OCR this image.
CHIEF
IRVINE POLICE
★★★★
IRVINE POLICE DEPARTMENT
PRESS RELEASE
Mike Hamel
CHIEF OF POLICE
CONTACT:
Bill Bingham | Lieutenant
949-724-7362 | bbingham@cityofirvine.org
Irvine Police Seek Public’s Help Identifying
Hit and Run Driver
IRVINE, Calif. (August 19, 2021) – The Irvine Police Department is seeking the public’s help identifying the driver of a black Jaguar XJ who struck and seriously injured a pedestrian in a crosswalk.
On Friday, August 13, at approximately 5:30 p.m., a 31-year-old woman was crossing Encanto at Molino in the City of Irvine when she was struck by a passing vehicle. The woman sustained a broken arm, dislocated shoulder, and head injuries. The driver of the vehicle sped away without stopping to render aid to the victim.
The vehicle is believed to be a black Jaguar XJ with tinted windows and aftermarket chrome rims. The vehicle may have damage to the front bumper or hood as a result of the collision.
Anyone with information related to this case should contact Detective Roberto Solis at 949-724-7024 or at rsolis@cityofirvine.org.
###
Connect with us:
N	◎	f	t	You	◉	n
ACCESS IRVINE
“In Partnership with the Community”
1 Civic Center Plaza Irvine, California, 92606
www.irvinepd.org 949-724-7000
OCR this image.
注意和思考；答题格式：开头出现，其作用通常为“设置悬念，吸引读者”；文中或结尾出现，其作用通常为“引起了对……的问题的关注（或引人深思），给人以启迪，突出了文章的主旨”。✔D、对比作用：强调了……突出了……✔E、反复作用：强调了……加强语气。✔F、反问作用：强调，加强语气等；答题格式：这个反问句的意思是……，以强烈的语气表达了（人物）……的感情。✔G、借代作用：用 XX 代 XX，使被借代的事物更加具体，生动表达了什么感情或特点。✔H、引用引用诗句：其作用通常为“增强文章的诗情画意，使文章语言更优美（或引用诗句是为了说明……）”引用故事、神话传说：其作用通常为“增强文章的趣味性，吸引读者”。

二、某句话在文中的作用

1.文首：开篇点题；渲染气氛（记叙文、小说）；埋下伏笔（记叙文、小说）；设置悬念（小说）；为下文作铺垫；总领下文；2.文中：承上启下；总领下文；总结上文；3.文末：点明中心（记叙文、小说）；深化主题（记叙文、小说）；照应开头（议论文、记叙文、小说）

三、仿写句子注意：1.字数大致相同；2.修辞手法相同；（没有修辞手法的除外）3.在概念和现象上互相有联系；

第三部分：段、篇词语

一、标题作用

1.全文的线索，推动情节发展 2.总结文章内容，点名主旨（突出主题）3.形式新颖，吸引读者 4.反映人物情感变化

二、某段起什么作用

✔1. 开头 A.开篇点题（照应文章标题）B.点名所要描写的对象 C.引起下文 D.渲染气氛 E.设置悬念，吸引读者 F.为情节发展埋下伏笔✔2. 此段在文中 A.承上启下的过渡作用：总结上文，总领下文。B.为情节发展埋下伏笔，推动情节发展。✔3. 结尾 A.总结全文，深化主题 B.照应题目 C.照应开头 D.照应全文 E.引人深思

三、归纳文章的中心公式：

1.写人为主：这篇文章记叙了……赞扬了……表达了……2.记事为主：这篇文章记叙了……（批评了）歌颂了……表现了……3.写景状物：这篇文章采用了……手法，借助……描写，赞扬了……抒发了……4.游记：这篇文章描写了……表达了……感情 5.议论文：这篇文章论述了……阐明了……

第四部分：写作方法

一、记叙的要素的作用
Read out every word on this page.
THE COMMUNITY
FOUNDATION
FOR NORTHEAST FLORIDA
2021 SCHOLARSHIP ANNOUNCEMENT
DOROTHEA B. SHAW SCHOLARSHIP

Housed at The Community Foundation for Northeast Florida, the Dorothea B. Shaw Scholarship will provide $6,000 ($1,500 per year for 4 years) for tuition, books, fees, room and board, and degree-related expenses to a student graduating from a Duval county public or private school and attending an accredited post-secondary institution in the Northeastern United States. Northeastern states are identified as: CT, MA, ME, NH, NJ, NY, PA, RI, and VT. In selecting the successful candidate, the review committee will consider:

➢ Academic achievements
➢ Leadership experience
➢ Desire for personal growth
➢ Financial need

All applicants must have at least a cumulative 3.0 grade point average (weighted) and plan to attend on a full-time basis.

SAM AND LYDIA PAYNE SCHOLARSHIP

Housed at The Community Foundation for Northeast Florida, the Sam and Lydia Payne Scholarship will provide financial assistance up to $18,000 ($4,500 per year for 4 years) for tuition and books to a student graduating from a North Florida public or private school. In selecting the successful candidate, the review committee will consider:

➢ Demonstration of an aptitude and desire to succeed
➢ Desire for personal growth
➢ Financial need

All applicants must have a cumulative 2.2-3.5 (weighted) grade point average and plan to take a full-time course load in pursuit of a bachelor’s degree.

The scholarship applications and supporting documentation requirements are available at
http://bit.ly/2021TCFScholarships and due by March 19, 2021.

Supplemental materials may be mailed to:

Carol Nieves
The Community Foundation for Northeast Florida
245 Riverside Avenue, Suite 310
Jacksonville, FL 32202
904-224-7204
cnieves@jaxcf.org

● **YOUR INSTRUCTIONS**
Pick out and copy the lines of the material that include the word "this".

● **FINAL RESULT**
OCR this image.
Anyone with information related to this case should contact Detective Roberto Solis at 949-724-7024 or at rsolis@cityofirvine.org.
OCR this image.
Read out every word on this page.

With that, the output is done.